-- BEGIN DATA ENTRIES --
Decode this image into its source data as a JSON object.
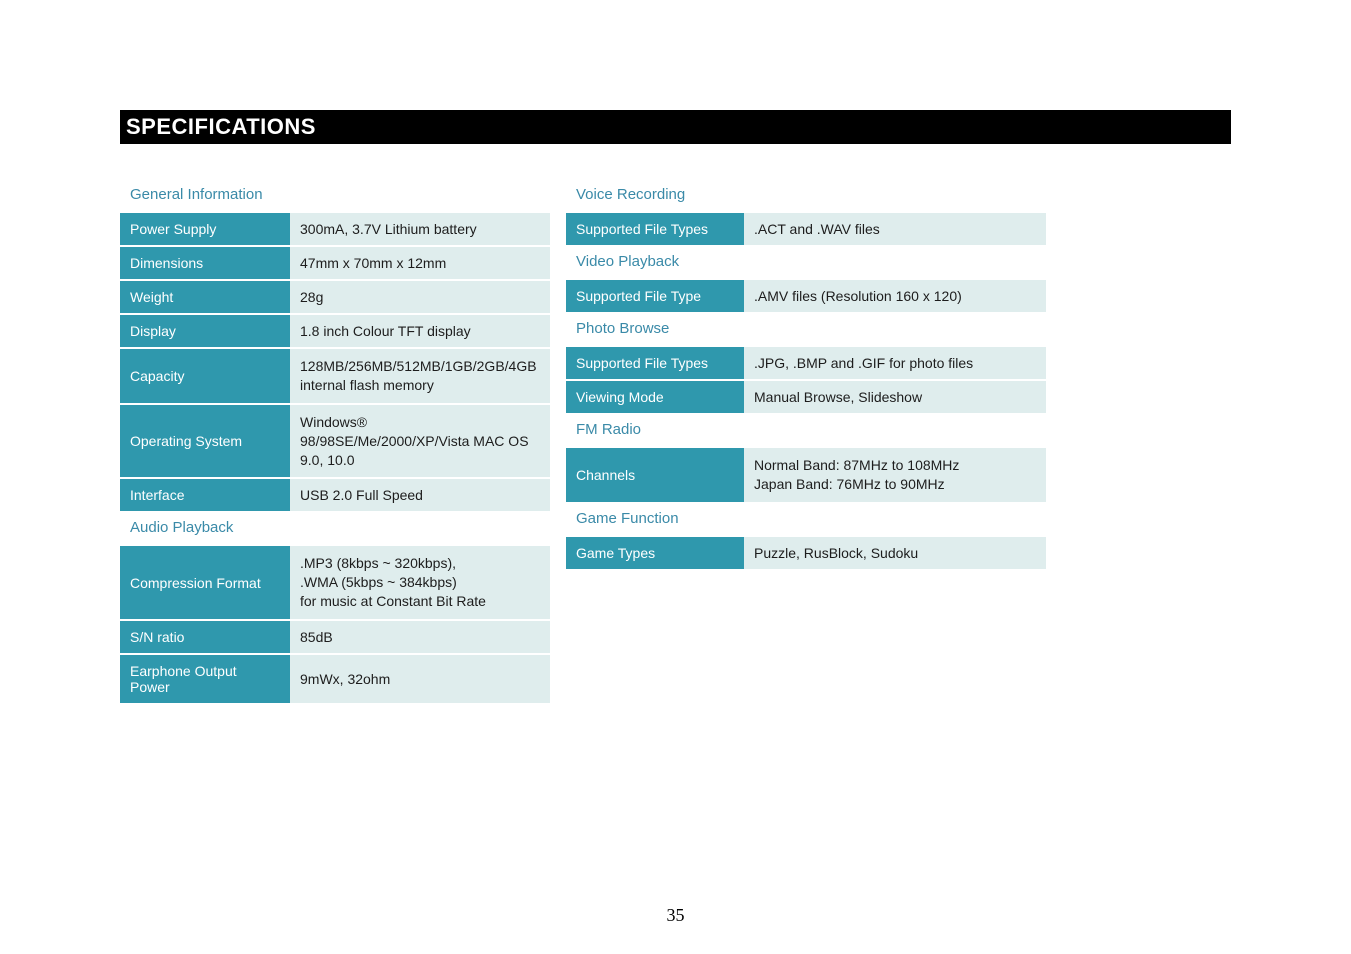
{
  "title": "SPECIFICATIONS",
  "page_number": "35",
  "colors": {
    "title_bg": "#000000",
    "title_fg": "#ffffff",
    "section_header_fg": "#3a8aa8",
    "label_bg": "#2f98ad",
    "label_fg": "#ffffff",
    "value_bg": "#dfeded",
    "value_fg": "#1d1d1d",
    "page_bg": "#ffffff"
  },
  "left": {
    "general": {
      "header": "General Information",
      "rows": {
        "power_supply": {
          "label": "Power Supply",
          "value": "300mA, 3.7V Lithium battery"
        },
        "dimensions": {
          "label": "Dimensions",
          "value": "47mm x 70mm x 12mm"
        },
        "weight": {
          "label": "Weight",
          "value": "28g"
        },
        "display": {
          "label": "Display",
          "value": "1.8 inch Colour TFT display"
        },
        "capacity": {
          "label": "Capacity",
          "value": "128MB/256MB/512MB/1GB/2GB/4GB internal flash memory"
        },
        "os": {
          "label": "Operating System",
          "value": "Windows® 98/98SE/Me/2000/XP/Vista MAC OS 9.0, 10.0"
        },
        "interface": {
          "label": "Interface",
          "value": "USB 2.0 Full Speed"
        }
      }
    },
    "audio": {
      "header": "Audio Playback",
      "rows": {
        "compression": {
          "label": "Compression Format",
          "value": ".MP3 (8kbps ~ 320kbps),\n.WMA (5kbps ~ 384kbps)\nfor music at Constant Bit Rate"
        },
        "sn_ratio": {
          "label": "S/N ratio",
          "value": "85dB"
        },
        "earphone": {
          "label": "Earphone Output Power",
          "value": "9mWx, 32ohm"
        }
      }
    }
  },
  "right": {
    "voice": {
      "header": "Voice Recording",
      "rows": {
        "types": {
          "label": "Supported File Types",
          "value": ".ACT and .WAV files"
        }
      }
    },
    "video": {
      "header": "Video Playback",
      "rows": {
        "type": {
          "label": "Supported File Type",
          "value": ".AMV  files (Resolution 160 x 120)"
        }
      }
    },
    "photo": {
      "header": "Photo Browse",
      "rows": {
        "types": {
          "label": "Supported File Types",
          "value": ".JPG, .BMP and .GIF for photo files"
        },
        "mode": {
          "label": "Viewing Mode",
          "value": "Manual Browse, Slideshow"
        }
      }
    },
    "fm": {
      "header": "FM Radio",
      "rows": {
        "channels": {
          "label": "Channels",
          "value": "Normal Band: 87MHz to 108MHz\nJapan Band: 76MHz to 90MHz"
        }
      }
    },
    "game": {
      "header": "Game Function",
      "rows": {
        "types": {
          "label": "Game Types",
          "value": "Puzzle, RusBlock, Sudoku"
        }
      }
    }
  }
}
-- END DATA ENTRIES --
WHAT THE TASK REQUIRES: Pick out the lines containing the string "files" and show them.

SOLVED PROBLEM:
          "value": ".ACT and .WAV files"
          "value": ".AMV  files (Resolution 160 x 120)"
          "value": ".JPG, .BMP and .GIF for photo files"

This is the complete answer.